■ **Do this**:
Only the number is wanted: tally the lines below that contain the word "dans".
:: Data provided ::
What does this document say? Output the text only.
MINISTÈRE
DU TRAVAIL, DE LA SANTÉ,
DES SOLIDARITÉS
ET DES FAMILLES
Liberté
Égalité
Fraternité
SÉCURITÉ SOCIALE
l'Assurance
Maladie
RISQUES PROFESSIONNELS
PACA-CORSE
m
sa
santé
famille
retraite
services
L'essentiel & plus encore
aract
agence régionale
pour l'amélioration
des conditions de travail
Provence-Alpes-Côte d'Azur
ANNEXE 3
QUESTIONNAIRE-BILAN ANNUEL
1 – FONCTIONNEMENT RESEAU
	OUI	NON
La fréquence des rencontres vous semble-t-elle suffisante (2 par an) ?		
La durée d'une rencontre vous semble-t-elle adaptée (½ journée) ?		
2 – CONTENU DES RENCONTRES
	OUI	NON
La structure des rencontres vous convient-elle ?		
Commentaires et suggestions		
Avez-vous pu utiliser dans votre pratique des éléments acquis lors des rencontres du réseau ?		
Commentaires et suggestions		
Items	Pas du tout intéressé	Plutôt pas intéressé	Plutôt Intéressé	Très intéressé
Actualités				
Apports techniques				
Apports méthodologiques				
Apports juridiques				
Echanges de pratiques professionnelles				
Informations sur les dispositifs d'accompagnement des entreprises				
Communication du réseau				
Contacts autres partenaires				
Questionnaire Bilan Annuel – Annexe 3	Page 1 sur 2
:::
:: Data provided ::
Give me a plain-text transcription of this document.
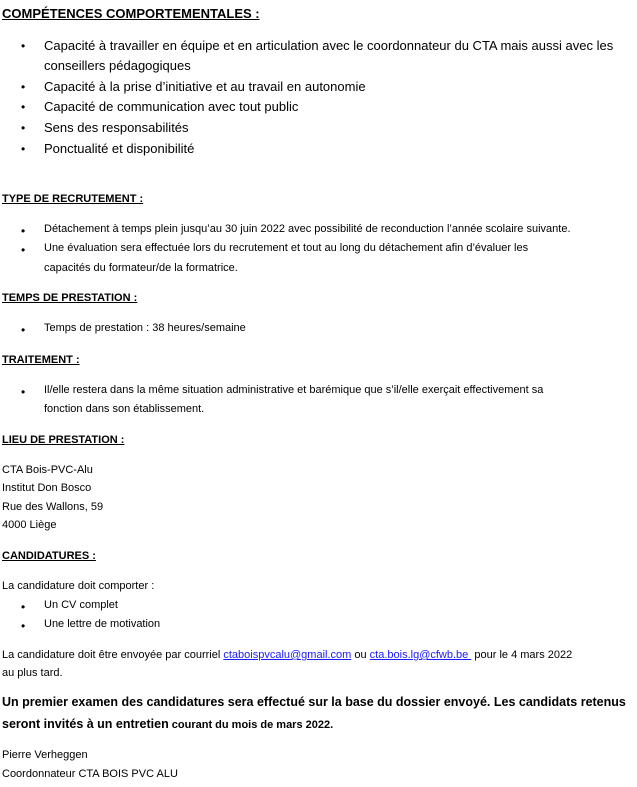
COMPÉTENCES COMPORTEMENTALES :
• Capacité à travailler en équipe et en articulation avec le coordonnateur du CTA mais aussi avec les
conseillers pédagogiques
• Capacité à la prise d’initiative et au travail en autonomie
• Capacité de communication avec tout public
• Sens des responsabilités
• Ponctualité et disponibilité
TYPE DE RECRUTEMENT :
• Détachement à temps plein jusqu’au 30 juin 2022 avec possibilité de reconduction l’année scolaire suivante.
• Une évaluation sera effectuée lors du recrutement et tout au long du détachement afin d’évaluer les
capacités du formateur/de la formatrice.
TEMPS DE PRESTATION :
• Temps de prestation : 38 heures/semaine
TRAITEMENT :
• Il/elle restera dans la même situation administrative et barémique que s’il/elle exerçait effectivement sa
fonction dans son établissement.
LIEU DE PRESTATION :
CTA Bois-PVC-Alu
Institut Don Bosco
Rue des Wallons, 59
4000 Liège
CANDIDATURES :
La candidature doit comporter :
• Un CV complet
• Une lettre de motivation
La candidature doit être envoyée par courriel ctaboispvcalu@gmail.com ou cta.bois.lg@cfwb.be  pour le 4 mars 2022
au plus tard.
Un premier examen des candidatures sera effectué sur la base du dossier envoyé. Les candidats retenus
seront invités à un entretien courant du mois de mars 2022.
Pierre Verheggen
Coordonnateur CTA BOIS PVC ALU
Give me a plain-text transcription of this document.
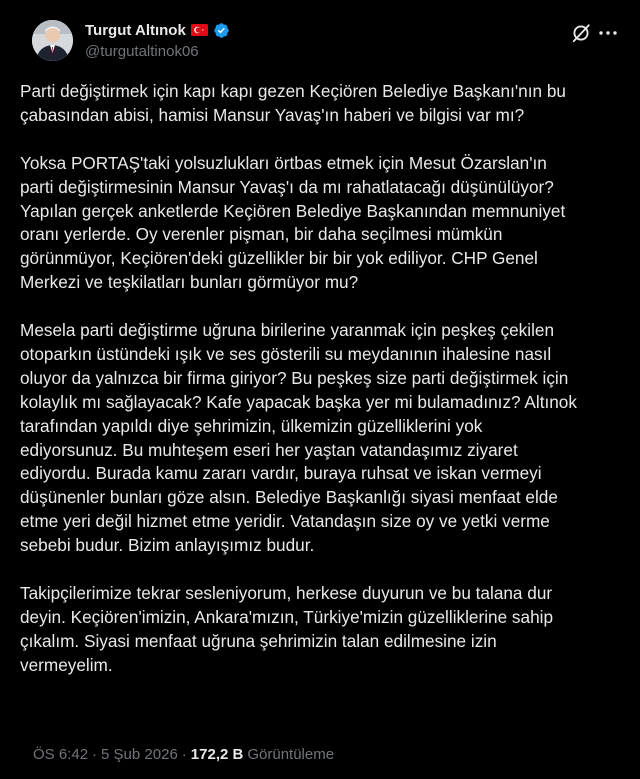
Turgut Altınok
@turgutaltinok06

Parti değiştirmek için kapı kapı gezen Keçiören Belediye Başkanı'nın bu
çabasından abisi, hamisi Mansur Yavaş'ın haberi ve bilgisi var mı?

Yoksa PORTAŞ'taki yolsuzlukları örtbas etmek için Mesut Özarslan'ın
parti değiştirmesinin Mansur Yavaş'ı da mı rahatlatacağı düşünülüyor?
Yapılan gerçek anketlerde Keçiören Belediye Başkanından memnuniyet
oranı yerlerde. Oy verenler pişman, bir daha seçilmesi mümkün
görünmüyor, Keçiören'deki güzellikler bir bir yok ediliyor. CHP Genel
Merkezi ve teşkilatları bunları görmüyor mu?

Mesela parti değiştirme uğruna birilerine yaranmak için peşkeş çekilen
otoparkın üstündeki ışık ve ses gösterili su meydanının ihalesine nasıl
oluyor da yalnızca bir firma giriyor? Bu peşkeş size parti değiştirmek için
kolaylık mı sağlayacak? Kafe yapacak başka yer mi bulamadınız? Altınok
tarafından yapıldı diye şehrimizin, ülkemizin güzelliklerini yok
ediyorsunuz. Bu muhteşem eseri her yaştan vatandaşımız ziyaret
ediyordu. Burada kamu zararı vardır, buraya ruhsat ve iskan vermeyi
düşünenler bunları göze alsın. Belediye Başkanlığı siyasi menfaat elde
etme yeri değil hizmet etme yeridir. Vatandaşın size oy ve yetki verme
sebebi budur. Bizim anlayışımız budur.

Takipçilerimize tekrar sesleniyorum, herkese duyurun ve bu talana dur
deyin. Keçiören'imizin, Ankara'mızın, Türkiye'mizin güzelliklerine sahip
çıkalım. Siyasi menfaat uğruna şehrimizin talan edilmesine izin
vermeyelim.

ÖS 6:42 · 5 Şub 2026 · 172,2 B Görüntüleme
:::
:: Data provided ::
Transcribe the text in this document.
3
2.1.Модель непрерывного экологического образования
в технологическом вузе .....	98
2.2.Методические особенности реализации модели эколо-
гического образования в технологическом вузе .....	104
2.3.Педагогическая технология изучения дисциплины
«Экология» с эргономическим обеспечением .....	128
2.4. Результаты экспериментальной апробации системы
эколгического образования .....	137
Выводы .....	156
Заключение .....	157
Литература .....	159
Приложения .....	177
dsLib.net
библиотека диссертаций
:::
■ **Result**:
3